(Records from a data source)

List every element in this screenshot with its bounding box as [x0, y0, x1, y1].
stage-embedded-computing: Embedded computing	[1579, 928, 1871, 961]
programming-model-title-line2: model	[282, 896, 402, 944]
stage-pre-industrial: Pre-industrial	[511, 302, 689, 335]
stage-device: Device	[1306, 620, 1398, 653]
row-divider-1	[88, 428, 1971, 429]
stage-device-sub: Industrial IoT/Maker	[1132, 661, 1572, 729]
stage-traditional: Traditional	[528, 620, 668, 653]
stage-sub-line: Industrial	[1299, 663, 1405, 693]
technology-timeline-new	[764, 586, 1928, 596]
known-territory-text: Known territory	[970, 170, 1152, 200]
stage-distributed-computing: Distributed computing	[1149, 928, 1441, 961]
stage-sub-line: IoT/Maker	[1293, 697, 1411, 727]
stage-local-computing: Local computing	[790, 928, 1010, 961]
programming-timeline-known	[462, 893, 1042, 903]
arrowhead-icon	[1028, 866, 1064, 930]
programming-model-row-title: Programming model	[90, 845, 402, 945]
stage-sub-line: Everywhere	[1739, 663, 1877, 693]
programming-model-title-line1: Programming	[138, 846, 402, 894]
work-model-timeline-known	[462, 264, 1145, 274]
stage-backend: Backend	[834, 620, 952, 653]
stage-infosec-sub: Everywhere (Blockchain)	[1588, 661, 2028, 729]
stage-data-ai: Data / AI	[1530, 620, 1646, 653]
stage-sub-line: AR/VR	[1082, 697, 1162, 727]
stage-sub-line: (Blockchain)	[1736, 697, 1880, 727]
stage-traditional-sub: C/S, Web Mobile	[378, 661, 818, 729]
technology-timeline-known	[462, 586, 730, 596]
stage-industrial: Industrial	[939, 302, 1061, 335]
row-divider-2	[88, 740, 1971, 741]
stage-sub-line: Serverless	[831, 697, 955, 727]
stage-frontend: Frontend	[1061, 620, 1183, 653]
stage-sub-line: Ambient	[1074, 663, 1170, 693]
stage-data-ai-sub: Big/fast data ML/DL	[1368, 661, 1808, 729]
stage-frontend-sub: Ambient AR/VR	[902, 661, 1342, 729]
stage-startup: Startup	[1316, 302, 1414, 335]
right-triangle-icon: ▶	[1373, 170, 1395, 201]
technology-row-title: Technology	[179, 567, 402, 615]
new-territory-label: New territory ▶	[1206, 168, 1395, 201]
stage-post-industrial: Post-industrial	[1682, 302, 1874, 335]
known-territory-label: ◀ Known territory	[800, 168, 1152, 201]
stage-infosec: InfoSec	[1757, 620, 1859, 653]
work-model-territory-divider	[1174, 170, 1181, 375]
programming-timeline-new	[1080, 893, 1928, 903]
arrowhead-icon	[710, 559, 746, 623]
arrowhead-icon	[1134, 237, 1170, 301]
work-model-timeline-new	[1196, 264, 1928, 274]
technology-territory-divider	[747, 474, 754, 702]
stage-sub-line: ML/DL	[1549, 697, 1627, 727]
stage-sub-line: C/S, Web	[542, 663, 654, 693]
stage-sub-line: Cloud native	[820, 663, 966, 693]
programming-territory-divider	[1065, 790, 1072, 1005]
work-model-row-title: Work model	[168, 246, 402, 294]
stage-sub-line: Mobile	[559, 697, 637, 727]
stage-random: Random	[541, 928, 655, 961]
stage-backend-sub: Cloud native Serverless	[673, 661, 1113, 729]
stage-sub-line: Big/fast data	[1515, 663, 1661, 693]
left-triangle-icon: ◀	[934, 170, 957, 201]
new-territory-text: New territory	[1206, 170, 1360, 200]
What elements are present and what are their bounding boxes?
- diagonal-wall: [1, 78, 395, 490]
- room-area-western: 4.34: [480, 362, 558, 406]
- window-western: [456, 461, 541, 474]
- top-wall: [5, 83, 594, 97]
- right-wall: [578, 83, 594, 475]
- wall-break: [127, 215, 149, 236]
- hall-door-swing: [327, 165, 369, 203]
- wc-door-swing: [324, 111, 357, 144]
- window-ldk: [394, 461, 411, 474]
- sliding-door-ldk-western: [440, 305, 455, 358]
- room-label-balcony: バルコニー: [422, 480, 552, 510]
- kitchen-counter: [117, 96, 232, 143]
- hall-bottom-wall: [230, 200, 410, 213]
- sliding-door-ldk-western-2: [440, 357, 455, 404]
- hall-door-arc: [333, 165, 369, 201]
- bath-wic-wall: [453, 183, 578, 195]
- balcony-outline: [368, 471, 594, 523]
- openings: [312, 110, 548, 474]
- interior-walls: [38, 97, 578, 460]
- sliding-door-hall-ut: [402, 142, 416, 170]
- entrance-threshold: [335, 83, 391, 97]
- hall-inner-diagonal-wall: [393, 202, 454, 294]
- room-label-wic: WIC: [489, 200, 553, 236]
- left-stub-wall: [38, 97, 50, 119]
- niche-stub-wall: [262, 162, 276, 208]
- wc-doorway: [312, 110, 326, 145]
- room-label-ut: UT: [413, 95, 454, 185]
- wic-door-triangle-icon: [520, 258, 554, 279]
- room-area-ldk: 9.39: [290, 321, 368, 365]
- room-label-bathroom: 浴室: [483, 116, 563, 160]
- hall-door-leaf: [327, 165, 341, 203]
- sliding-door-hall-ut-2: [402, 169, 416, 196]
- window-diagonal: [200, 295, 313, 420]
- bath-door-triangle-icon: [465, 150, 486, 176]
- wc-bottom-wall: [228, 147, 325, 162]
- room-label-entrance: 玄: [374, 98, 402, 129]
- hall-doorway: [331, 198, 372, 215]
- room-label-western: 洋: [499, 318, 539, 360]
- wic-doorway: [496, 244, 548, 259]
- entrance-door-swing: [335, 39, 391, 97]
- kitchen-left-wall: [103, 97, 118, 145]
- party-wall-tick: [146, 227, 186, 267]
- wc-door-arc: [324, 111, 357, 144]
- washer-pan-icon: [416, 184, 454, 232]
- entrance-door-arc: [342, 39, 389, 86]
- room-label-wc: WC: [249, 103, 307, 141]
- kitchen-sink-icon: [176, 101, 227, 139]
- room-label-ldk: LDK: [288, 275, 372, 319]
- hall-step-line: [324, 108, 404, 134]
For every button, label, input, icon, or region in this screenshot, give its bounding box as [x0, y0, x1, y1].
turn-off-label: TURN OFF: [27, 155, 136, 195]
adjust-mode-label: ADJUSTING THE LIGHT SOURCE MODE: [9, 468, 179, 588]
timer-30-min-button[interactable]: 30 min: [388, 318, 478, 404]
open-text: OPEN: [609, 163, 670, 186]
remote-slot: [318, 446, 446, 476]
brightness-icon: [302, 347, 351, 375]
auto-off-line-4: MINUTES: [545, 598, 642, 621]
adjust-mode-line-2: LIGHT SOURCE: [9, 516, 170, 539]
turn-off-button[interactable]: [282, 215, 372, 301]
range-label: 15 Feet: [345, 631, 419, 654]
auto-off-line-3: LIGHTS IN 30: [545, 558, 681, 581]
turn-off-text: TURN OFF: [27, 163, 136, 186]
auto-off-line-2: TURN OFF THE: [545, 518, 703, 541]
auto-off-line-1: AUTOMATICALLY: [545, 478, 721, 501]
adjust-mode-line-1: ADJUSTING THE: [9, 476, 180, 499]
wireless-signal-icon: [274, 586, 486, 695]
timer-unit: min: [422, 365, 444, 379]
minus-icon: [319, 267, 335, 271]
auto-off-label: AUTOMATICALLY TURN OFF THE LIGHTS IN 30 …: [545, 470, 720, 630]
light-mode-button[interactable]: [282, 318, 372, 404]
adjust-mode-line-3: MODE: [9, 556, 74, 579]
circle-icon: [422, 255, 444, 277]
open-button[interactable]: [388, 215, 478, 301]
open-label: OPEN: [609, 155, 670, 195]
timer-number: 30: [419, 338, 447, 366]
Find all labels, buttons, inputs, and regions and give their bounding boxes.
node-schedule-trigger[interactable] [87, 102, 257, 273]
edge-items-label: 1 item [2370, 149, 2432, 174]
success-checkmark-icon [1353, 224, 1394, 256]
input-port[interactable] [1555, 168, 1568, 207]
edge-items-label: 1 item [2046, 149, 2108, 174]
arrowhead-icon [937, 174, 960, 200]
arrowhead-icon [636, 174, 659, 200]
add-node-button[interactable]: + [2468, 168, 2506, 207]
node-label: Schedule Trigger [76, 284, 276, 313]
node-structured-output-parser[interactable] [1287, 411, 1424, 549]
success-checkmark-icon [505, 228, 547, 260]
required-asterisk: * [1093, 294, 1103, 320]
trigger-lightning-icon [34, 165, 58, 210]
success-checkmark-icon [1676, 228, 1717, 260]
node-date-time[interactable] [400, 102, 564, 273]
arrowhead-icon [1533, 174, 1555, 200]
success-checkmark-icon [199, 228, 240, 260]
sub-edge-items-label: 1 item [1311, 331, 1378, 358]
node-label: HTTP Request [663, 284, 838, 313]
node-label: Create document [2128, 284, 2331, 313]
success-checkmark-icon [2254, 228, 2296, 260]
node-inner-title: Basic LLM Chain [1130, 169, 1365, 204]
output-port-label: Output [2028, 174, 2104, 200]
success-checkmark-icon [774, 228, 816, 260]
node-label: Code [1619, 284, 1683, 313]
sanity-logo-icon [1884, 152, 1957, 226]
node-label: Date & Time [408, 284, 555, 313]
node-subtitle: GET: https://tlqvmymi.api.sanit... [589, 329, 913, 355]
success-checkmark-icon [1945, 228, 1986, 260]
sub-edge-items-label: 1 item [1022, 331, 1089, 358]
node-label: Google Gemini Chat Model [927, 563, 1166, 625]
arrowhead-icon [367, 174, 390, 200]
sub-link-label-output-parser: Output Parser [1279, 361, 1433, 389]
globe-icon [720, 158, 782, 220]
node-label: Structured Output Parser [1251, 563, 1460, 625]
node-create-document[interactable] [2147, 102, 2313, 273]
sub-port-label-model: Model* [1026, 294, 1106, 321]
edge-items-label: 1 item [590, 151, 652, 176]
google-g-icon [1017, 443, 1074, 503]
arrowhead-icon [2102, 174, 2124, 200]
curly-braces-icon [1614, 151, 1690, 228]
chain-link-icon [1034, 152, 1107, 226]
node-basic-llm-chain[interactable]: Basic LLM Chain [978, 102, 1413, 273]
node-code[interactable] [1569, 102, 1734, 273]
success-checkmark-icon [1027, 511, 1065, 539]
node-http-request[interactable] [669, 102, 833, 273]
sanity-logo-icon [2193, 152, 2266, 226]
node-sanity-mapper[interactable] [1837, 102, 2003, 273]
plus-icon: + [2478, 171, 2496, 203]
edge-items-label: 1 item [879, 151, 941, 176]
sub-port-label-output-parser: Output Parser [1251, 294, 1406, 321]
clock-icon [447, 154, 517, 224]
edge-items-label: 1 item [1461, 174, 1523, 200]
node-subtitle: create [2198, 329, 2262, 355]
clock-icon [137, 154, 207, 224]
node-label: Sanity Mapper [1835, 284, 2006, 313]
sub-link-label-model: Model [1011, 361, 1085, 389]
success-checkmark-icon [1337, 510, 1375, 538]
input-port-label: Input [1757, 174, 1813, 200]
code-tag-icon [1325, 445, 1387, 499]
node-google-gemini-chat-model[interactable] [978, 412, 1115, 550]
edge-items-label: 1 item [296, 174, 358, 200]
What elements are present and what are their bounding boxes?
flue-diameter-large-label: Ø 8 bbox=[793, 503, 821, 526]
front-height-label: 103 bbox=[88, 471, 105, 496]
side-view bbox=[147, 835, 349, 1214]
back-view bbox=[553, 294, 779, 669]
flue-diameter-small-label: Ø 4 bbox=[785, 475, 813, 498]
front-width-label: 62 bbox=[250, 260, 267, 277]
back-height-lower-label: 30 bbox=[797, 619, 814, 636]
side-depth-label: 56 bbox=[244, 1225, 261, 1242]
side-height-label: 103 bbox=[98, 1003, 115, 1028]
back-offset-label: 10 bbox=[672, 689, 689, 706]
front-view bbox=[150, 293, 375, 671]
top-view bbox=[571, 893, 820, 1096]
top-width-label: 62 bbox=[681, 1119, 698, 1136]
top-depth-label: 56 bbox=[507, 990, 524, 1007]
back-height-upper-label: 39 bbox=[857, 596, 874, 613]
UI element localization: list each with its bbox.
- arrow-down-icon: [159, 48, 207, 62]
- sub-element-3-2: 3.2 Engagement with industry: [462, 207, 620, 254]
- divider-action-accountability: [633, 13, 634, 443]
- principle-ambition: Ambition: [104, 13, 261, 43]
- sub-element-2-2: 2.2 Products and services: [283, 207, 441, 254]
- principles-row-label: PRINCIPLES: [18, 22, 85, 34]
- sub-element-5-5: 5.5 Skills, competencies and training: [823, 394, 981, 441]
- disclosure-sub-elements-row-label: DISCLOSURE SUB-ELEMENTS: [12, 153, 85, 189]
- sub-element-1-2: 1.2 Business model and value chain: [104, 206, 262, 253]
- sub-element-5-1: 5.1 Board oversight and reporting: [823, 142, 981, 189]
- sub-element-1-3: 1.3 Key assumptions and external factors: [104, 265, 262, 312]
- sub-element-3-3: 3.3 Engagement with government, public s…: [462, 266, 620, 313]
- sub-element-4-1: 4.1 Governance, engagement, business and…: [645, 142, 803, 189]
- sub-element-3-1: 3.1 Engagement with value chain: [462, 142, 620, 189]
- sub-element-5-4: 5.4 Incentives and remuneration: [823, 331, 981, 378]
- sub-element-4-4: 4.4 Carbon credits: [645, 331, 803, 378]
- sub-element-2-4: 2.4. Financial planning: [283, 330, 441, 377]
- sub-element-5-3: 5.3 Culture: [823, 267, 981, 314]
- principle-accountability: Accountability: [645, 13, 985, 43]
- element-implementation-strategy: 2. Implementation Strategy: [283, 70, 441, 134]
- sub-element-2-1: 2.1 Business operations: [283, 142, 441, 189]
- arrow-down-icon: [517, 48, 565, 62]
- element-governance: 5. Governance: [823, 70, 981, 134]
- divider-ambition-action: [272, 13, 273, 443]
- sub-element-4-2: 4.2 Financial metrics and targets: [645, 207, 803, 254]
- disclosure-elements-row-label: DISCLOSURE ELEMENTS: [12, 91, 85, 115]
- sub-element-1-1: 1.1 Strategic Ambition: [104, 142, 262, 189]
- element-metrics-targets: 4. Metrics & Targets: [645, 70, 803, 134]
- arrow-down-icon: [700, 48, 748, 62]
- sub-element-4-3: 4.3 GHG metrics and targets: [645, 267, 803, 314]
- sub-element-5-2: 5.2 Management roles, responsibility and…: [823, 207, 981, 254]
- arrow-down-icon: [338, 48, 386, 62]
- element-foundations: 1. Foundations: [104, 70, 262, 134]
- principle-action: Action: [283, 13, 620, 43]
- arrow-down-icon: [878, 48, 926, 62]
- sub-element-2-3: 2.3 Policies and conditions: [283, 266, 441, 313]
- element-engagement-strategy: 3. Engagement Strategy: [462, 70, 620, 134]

> TASK OBJECTIVE: Edit the stretch from the start of the records through the line containing "428, 1971, 429]" by replacing "bounding box" with "enclosing box", and leave everything else unchanged. Give only those edited lines.

> SOLUTION:
List every element in this screenshot with its enclosing box as [x0, y0, x1, y1].
stage-embedded-computing: Embedded computing	[1579, 928, 1871, 961]
programming-model-title-line2: model	[282, 896, 402, 944]
stage-pre-industrial: Pre-industrial	[511, 302, 689, 335]
stage-device: Device	[1306, 620, 1398, 653]
row-divider-1	[88, 428, 1971, 429]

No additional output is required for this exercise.